#### Exercise details:
Determine how many lines of the entries contain "text". Reply with that number alone.
++++++
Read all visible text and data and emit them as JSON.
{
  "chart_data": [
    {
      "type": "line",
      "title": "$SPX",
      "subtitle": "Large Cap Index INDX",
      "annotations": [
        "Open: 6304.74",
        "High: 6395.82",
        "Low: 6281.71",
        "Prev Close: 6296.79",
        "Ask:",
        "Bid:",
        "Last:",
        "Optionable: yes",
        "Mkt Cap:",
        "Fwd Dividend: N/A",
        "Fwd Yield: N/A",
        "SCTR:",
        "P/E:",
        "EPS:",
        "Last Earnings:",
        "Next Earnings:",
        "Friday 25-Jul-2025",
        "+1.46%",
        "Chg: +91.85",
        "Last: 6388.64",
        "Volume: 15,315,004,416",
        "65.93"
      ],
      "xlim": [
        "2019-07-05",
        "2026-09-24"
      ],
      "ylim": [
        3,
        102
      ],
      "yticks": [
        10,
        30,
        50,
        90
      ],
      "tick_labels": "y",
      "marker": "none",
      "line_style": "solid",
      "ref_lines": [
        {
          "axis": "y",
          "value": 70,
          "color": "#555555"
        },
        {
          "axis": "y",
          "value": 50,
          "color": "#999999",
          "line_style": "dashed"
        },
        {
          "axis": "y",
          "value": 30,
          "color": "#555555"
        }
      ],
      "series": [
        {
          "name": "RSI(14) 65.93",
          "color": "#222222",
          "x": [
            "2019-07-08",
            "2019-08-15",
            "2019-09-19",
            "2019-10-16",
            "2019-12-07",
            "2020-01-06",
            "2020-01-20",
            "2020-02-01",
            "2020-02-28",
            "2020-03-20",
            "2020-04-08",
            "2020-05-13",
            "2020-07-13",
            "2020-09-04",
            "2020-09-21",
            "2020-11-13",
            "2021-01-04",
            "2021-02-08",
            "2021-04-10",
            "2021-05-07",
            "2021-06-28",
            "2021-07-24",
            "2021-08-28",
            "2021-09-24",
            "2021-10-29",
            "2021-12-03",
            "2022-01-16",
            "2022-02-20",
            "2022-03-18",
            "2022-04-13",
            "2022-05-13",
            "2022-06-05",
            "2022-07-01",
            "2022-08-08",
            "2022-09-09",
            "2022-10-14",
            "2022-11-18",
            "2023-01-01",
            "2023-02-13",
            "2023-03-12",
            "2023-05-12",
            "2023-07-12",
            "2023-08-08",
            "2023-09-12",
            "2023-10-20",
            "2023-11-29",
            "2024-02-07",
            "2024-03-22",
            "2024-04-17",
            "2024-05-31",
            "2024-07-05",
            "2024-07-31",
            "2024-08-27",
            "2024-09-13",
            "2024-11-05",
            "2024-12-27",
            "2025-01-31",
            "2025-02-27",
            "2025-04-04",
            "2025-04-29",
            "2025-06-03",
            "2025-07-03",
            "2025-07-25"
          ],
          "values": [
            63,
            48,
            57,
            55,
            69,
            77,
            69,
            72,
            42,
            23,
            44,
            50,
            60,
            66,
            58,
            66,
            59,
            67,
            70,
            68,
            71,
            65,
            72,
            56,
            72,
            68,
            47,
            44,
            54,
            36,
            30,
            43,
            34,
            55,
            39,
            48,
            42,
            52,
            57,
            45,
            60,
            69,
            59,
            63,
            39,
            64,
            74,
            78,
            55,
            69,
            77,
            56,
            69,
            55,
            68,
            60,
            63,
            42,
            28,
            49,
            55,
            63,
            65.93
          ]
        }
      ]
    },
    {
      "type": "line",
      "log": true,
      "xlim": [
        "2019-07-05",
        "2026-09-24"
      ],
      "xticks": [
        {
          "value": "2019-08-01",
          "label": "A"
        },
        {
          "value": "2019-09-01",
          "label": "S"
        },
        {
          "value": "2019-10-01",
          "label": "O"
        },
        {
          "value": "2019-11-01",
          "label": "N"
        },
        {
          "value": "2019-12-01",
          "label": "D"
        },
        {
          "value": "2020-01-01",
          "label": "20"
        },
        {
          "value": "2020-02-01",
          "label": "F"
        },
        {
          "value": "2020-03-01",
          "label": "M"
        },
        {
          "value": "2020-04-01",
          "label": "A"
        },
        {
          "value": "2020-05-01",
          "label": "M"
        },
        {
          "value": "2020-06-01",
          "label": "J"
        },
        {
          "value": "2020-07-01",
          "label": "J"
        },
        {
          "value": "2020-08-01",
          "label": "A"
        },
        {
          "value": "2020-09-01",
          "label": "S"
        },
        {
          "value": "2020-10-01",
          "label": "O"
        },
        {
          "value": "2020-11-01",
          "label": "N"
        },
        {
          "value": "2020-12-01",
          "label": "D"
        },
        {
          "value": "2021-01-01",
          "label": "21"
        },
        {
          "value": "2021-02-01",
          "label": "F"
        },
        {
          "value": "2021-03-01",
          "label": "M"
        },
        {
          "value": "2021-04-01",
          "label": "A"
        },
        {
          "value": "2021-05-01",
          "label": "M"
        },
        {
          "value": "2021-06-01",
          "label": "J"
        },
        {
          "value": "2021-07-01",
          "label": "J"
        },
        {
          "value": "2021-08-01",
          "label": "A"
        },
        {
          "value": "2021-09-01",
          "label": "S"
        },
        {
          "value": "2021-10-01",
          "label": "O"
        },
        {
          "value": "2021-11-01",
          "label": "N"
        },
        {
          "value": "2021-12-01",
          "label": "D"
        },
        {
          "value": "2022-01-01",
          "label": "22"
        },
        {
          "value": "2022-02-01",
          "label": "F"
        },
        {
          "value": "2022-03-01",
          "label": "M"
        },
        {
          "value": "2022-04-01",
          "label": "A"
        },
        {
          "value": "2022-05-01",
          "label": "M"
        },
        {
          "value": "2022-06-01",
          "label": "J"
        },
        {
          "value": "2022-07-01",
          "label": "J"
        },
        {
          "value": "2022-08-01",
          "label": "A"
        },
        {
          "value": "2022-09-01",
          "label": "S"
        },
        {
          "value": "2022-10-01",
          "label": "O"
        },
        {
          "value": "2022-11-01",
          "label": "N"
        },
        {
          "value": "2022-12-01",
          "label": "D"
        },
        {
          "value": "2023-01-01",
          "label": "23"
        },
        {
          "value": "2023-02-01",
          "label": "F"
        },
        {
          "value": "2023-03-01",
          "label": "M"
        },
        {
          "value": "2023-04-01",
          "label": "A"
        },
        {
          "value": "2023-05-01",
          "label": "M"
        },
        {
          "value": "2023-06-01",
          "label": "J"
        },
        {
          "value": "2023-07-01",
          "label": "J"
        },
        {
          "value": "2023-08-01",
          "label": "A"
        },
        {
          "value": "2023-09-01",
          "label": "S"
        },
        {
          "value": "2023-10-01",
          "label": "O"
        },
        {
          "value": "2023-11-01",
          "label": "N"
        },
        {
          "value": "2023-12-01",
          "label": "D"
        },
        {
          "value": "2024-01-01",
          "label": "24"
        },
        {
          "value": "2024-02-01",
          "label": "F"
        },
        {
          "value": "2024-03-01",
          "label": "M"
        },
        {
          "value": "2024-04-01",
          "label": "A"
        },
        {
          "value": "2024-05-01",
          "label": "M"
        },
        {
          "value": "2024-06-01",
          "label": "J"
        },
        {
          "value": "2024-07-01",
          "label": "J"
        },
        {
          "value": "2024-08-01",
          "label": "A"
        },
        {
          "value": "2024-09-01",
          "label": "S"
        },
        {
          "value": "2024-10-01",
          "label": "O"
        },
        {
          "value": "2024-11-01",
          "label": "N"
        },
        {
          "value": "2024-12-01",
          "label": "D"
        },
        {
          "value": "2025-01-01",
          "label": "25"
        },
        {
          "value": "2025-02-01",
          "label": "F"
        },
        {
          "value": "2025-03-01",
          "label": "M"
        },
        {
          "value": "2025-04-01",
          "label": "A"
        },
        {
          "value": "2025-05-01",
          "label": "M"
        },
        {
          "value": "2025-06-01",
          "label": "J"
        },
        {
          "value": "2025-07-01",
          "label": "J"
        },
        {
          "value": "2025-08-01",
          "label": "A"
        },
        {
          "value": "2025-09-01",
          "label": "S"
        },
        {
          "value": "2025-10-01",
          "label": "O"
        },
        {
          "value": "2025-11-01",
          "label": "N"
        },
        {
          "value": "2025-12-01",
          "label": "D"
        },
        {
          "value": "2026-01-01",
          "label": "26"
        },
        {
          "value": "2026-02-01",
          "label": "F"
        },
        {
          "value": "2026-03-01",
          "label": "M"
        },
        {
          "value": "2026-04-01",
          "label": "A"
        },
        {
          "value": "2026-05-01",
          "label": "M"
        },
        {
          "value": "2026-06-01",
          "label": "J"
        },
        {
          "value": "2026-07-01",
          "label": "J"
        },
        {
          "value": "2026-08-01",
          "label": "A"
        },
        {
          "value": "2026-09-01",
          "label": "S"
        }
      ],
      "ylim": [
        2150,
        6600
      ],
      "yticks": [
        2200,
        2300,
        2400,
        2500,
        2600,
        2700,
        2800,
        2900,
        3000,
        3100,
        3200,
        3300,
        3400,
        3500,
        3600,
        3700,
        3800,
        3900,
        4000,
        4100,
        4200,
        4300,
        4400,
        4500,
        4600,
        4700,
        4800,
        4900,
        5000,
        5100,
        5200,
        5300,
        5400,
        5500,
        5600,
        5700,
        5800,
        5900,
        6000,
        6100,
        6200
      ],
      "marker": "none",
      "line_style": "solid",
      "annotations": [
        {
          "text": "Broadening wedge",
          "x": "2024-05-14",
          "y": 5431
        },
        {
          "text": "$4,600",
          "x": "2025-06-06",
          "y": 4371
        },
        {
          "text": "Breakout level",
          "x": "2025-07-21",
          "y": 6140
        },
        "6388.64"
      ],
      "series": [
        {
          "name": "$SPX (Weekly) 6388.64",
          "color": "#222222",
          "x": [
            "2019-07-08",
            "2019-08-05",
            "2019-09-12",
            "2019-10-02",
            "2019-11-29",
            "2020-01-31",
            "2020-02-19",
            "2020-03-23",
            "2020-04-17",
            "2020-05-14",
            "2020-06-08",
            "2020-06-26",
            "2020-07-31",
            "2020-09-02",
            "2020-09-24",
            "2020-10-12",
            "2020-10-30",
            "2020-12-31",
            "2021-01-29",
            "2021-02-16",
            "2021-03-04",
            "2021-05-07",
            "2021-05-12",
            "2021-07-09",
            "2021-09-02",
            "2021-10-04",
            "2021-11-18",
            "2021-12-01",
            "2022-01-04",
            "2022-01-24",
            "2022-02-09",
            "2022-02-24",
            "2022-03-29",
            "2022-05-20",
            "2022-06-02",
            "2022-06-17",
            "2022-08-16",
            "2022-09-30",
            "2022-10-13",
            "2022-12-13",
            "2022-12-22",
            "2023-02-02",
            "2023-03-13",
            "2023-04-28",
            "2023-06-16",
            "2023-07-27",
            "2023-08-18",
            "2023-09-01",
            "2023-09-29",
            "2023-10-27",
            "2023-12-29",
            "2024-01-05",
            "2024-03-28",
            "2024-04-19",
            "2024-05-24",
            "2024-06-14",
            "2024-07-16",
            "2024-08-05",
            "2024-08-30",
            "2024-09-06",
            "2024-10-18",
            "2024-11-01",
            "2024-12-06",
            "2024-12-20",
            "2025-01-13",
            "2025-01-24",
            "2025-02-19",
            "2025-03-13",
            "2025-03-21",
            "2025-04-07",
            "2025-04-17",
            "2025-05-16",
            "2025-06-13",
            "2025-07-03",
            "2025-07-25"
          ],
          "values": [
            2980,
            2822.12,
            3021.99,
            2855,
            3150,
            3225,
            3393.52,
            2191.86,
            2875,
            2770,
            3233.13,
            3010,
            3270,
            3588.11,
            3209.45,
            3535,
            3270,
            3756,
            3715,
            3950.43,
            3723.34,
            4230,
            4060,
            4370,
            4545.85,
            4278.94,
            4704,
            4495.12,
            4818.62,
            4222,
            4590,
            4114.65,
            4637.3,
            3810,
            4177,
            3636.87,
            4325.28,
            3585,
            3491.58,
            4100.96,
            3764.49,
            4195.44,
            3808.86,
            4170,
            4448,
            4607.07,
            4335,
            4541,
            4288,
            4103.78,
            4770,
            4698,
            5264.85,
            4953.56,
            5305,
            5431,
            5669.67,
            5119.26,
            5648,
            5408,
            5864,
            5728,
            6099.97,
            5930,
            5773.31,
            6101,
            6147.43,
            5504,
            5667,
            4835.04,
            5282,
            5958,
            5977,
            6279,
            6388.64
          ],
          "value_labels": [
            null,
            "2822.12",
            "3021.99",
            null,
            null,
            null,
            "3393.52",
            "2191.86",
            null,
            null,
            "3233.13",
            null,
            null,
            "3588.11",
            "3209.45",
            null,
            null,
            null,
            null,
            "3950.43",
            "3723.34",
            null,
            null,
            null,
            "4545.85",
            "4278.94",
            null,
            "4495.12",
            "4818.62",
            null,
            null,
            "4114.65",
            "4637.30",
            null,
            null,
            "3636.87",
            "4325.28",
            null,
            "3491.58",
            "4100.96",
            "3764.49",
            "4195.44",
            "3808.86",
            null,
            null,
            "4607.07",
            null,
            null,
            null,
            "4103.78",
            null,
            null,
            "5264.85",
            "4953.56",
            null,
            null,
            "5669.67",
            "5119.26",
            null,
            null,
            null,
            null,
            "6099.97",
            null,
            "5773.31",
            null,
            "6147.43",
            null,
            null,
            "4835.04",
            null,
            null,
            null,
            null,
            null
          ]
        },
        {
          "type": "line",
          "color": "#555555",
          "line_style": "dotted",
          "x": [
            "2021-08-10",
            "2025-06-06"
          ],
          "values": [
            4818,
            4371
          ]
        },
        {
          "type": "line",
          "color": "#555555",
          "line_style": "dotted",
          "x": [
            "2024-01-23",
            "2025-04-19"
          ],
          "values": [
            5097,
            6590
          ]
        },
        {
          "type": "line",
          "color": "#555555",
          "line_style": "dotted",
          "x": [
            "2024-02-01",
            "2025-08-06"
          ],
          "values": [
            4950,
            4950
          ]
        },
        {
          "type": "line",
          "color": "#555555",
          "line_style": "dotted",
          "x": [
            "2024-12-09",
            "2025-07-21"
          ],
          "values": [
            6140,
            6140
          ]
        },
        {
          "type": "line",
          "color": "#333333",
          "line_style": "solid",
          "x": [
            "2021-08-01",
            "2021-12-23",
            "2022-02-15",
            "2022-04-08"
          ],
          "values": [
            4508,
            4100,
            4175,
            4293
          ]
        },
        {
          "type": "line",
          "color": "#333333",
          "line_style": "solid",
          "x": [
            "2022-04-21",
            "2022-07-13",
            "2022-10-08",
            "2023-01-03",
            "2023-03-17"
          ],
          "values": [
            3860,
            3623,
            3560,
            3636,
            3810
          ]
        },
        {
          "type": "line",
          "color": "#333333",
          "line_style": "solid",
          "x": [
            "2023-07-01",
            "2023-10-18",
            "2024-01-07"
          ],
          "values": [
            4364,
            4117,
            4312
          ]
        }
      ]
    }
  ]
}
++++++
#### Expected answer:
4